+++ Given data

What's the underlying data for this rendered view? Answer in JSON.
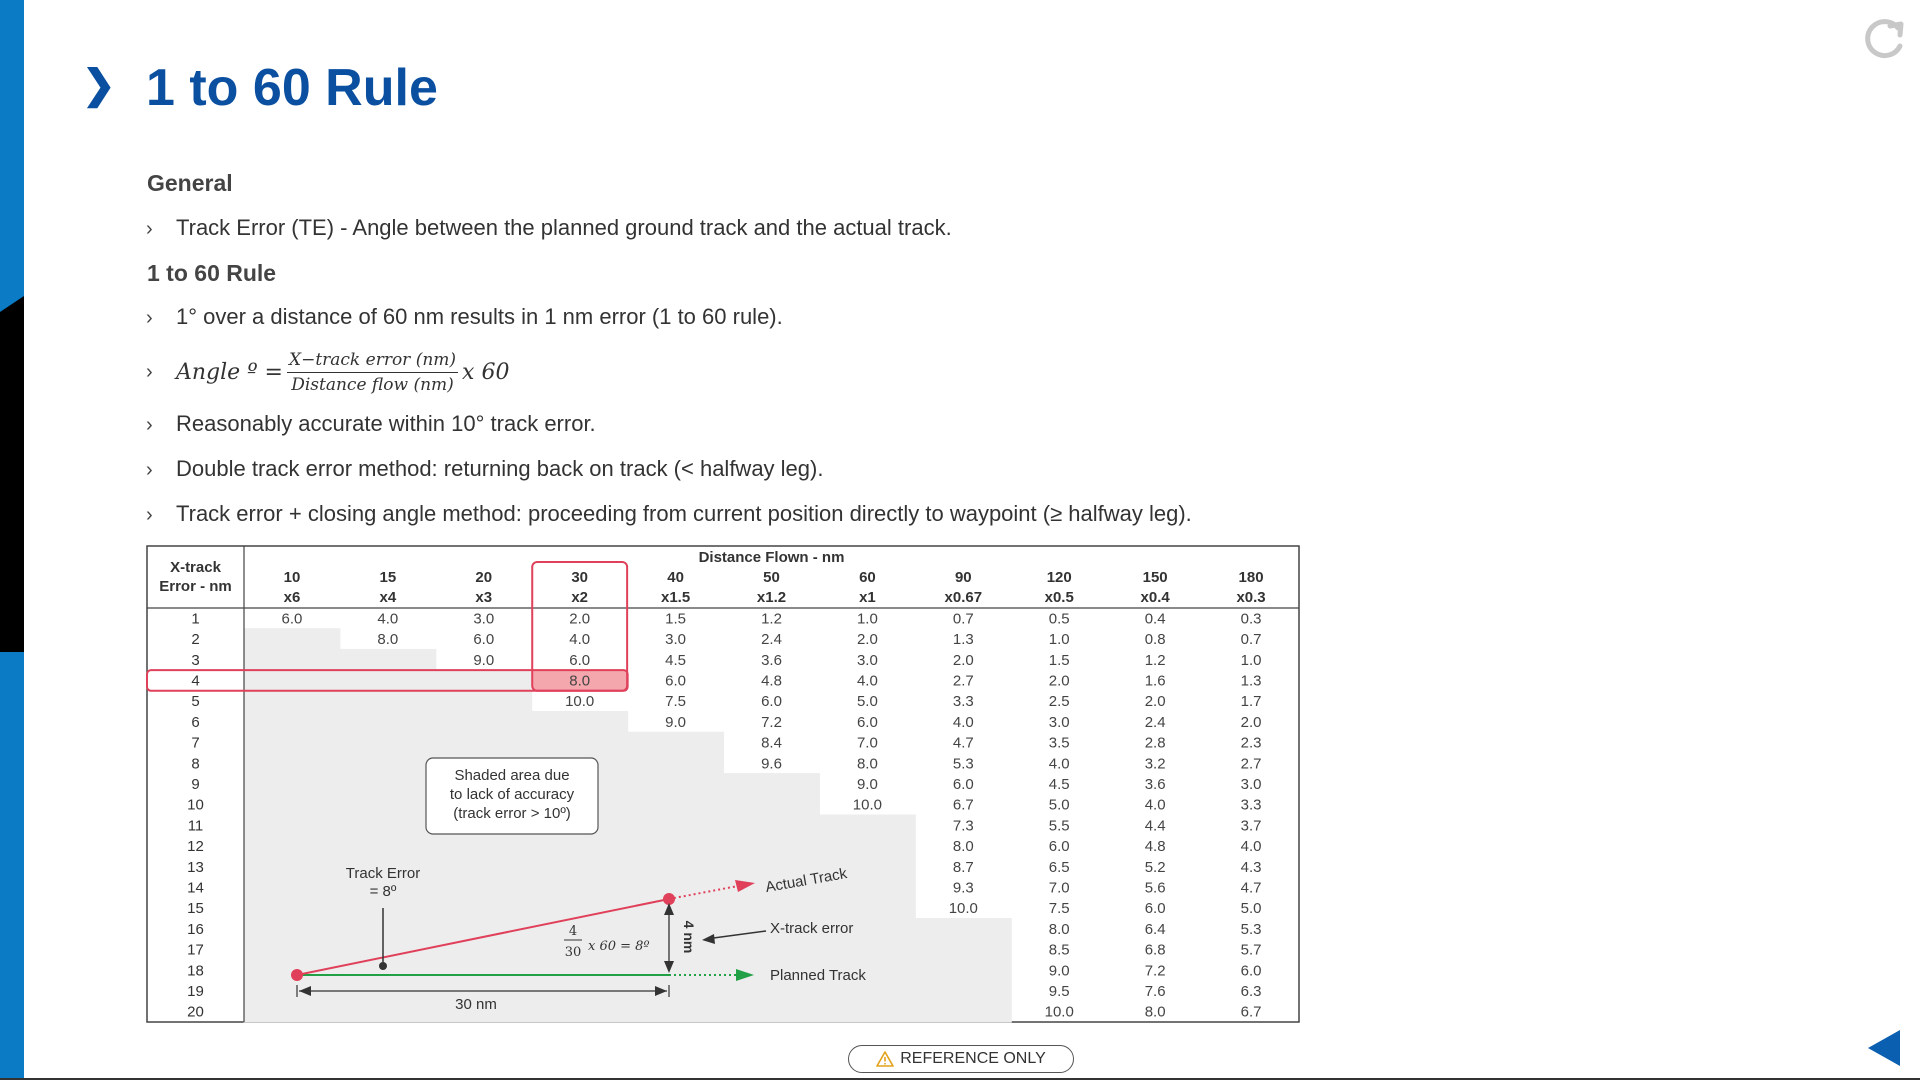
{
  "page": {
    "title_chevron": "❯",
    "title": "1 to 60 Rule",
    "heading_general": "General",
    "bullet_marker": "›",
    "bullet_te": "Track Error (TE) - Angle between the planned ground track and the actual track.",
    "heading_rule": "1 to 60 Rule",
    "bullet_1deg": "1° over a distance of 60 nm results in 1 nm error (1 to 60 rule).",
    "formula": {
      "lhs": "Angle º =",
      "numerator": "X−track error (nm)",
      "denominator": "Distance flow (nm)",
      "multiplier": "x 60"
    },
    "bullet_accurate": "Reasonably accurate within 10° track error.",
    "bullet_double": "Double track error method: returning back on track (< halfway leg).",
    "bullet_closing": "Track error + closing angle method: proceeding from current position directly to waypoint (≥ halfway leg).",
    "reference_only": "REFERENCE ONLY",
    "reference_icon": "warning-icon",
    "reload_icon": "reload-icon",
    "back_icon": "back-arrow-icon",
    "colors": {
      "brand_blue": "#0a4fa0",
      "side_blue": "#0b7bc6",
      "highlight_red": "#e0405a",
      "highlight_fill": "#f4a7ad",
      "shade": "#ededed",
      "planned_green": "#22a046"
    }
  },
  "table": {
    "row_header_line1": "X-track",
    "row_header_line2": "Error - nm",
    "group_header": "Distance Flown - nm",
    "columns": [
      {
        "dist": "10",
        "mult": "x6"
      },
      {
        "dist": "15",
        "mult": "x4"
      },
      {
        "dist": "20",
        "mult": "x3"
      },
      {
        "dist": "30",
        "mult": "x2"
      },
      {
        "dist": "40",
        "mult": "x1.5"
      },
      {
        "dist": "50",
        "mult": "x1.2"
      },
      {
        "dist": "60",
        "mult": "x1"
      },
      {
        "dist": "90",
        "mult": "x0.67"
      },
      {
        "dist": "120",
        "mult": "x0.5"
      },
      {
        "dist": "150",
        "mult": "x0.4"
      },
      {
        "dist": "180",
        "mult": "x0.3"
      }
    ],
    "rows": [
      {
        "err": "1",
        "vals": [
          "6.0",
          "4.0",
          "3.0",
          "2.0",
          "1.5",
          "1.2",
          "1.0",
          "0.7",
          "0.5",
          "0.4",
          "0.3"
        ]
      },
      {
        "err": "2",
        "vals": [
          "",
          "8.0",
          "6.0",
          "4.0",
          "3.0",
          "2.4",
          "2.0",
          "1.3",
          "1.0",
          "0.8",
          "0.7"
        ]
      },
      {
        "err": "3",
        "vals": [
          "",
          "",
          "9.0",
          "6.0",
          "4.5",
          "3.6",
          "3.0",
          "2.0",
          "1.5",
          "1.2",
          "1.0"
        ]
      },
      {
        "err": "4",
        "vals": [
          "",
          "",
          "",
          "8.0",
          "6.0",
          "4.8",
          "4.0",
          "2.7",
          "2.0",
          "1.6",
          "1.3"
        ]
      },
      {
        "err": "5",
        "vals": [
          "",
          "",
          "",
          "10.0",
          "7.5",
          "6.0",
          "5.0",
          "3.3",
          "2.5",
          "2.0",
          "1.7"
        ]
      },
      {
        "err": "6",
        "vals": [
          "",
          "",
          "",
          "",
          "9.0",
          "7.2",
          "6.0",
          "4.0",
          "3.0",
          "2.4",
          "2.0"
        ]
      },
      {
        "err": "7",
        "vals": [
          "",
          "",
          "",
          "",
          "",
          "8.4",
          "7.0",
          "4.7",
          "3.5",
          "2.8",
          "2.3"
        ]
      },
      {
        "err": "8",
        "vals": [
          "",
          "",
          "",
          "",
          "",
          "9.6",
          "8.0",
          "5.3",
          "4.0",
          "3.2",
          "2.7"
        ]
      },
      {
        "err": "9",
        "vals": [
          "",
          "",
          "",
          "",
          "",
          "",
          "9.0",
          "6.0",
          "4.5",
          "3.6",
          "3.0"
        ]
      },
      {
        "err": "10",
        "vals": [
          "",
          "",
          "",
          "",
          "",
          "",
          "10.0",
          "6.7",
          "5.0",
          "4.0",
          "3.3"
        ]
      },
      {
        "err": "11",
        "vals": [
          "",
          "",
          "",
          "",
          "",
          "",
          "",
          "7.3",
          "5.5",
          "4.4",
          "3.7"
        ]
      },
      {
        "err": "12",
        "vals": [
          "",
          "",
          "",
          "",
          "",
          "",
          "",
          "8.0",
          "6.0",
          "4.8",
          "4.0"
        ]
      },
      {
        "err": "13",
        "vals": [
          "",
          "",
          "",
          "",
          "",
          "",
          "",
          "8.7",
          "6.5",
          "5.2",
          "4.3"
        ]
      },
      {
        "err": "14",
        "vals": [
          "",
          "",
          "",
          "",
          "",
          "",
          "",
          "9.3",
          "7.0",
          "5.6",
          "4.7"
        ]
      },
      {
        "err": "15",
        "vals": [
          "",
          "",
          "",
          "",
          "",
          "",
          "",
          "10.0",
          "7.5",
          "6.0",
          "5.0"
        ]
      },
      {
        "err": "16",
        "vals": [
          "",
          "",
          "",
          "",
          "",
          "",
          "",
          "",
          "8.0",
          "6.4",
          "5.3"
        ]
      },
      {
        "err": "17",
        "vals": [
          "",
          "",
          "",
          "",
          "",
          "",
          "",
          "",
          "8.5",
          "6.8",
          "5.7"
        ]
      },
      {
        "err": "18",
        "vals": [
          "",
          "",
          "",
          "",
          "",
          "",
          "",
          "",
          "9.0",
          "7.2",
          "6.0"
        ]
      },
      {
        "err": "19",
        "vals": [
          "",
          "",
          "",
          "",
          "",
          "",
          "",
          "",
          "9.5",
          "7.6",
          "6.3"
        ]
      },
      {
        "err": "20",
        "vals": [
          "",
          "",
          "",
          "",
          "",
          "",
          "",
          "",
          "10.0",
          "8.0",
          "6.7"
        ]
      }
    ],
    "highlight_row_err": "4",
    "highlight_col_dist": "30"
  },
  "diagram": {
    "shaded_note": [
      "Shaded area due",
      "to lack of accuracy",
      "(track error > 10º)"
    ],
    "track_error_label": [
      "Track Error",
      "= 8º"
    ],
    "calc_num": "4",
    "calc_den": "30",
    "calc_rest": "x 60 = 8º",
    "xtrack_dist": "4 nm",
    "actual_track": "Actual Track",
    "xtrack_error": "X-track error",
    "planned_track": "Planned Track",
    "distance": "30 nm"
  }
}
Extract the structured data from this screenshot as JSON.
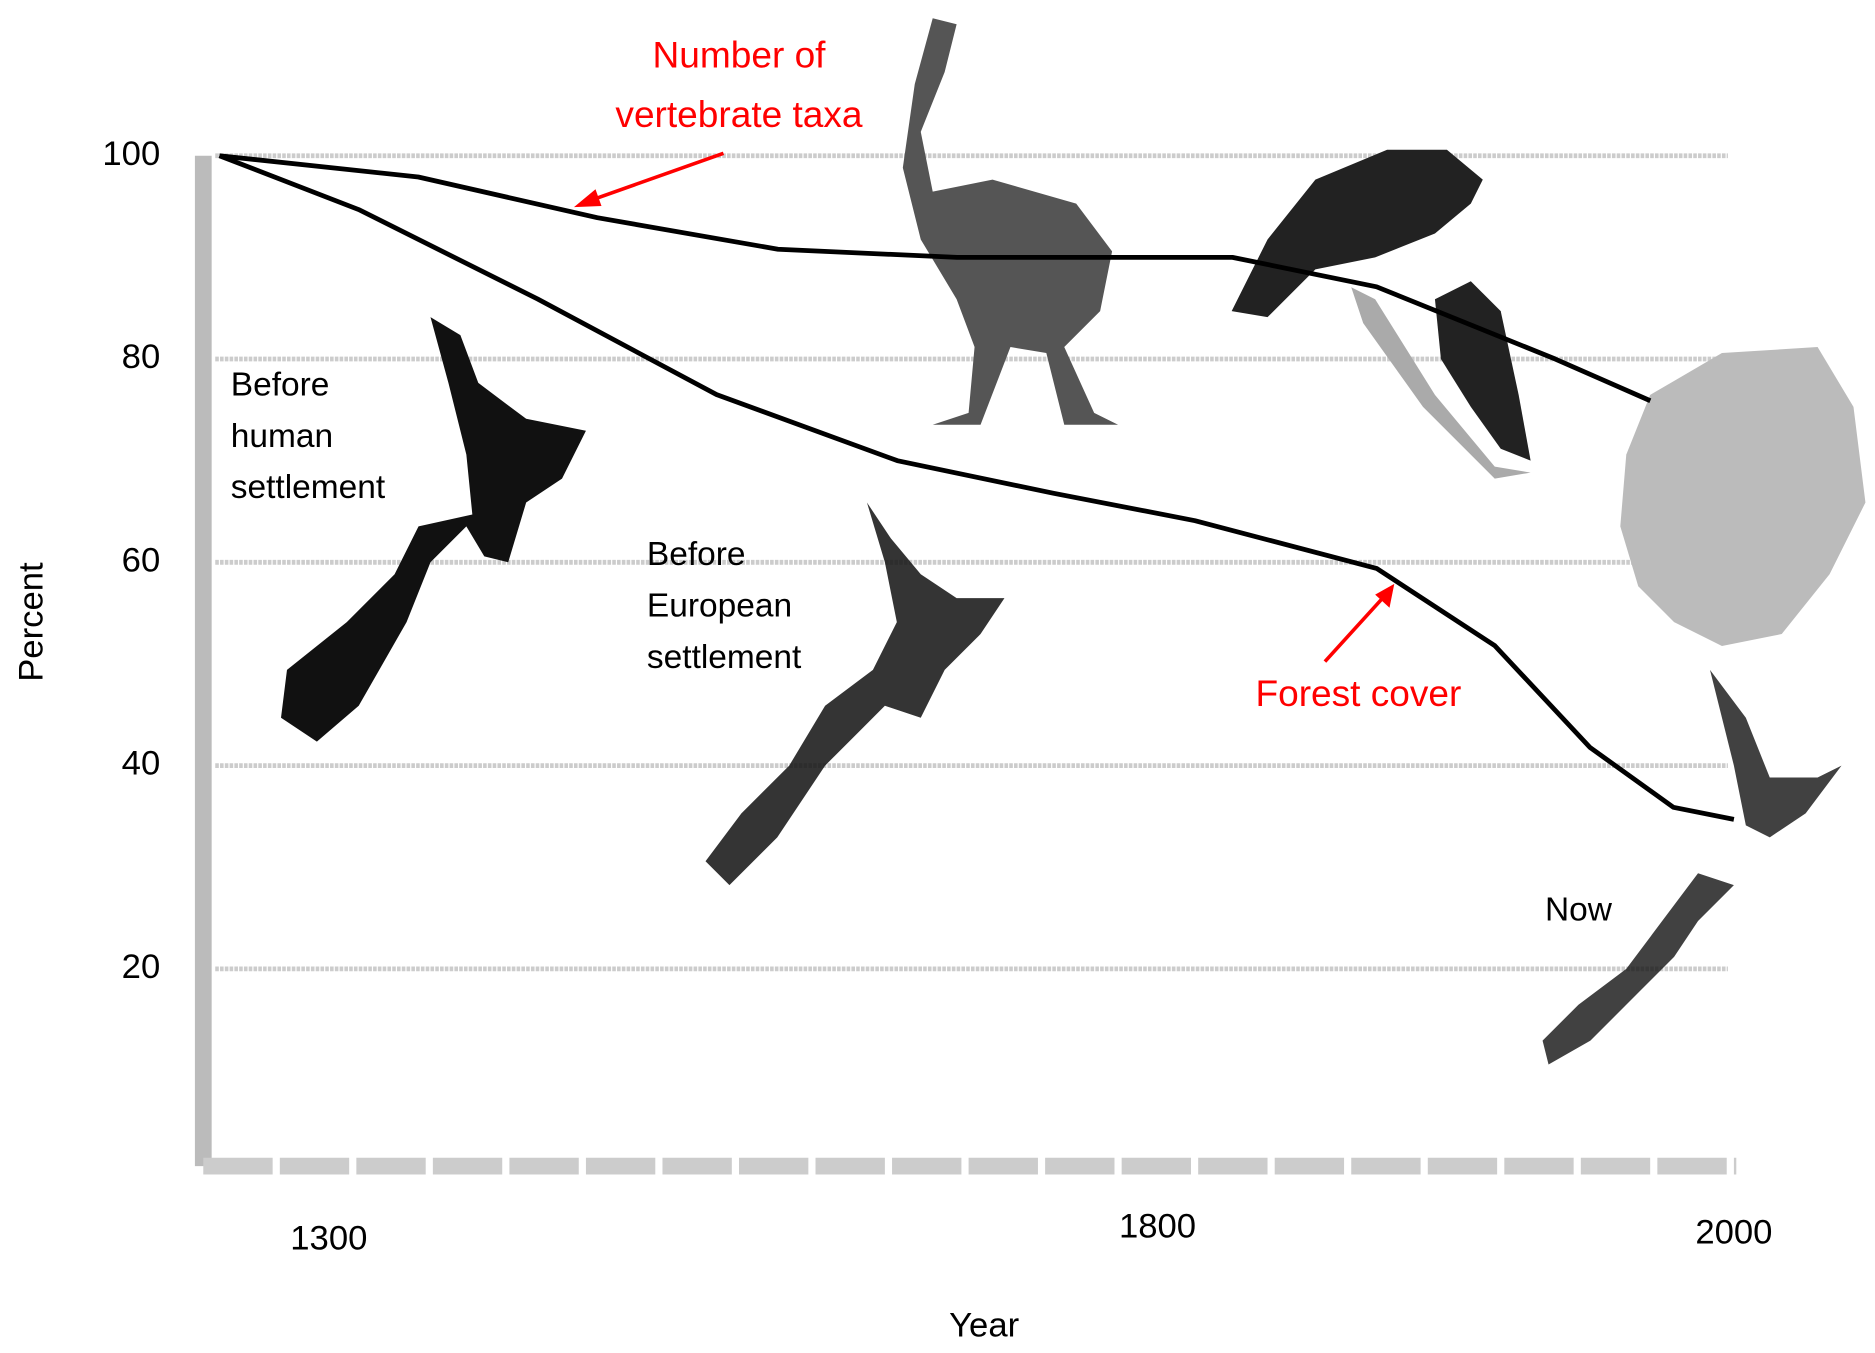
{
  "chart_data": {
    "type": "line",
    "x_label": "Year",
    "y_label": "Percent",
    "ylim": [
      0,
      100
    ],
    "yticks": [
      20,
      40,
      60,
      80,
      100
    ],
    "xticks": [
      1300,
      1800,
      2000
    ],
    "grid": true,
    "series": [
      {
        "color": "#000000",
        "x": [
          1234,
          1354,
          1462,
          1571,
          1679,
          1826,
          1876,
          1938,
          1971
        ],
        "values": [
          100,
          97.9,
          93.9,
          90.8,
          90,
          90,
          87.1,
          80,
          75.9
        ]
      },
      {
        "color": "#000000",
        "x": [
          1234,
          1318,
          1426,
          1534,
          1643,
          1737,
          1813,
          1876,
          1917,
          1950,
          1979,
          2000
        ],
        "values": [
          100,
          94.7,
          85.9,
          76.5,
          70,
          66.8,
          64.1,
          59.4,
          51.8,
          41.8,
          35.9,
          34.7
        ]
      }
    ],
    "annotations": [
      {
        "lines": [
          "Number of",
          "vertebrate taxa"
        ],
        "color": "#ff0000"
      },
      {
        "lines": [
          "Forest cover"
        ],
        "color": "#ff0000"
      },
      {
        "lines": [
          "Before",
          "human",
          "settlement"
        ],
        "color": "#000000"
      },
      {
        "lines": [
          "Before",
          "European",
          "settlement"
        ],
        "color": "#000000"
      },
      {
        "lines": [
          "Now"
        ],
        "color": "#000000"
      }
    ]
  }
}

++++++

» To be done
Only the number is wanted: how many lines of the material above include the word "JSON"?

» Finished answer
2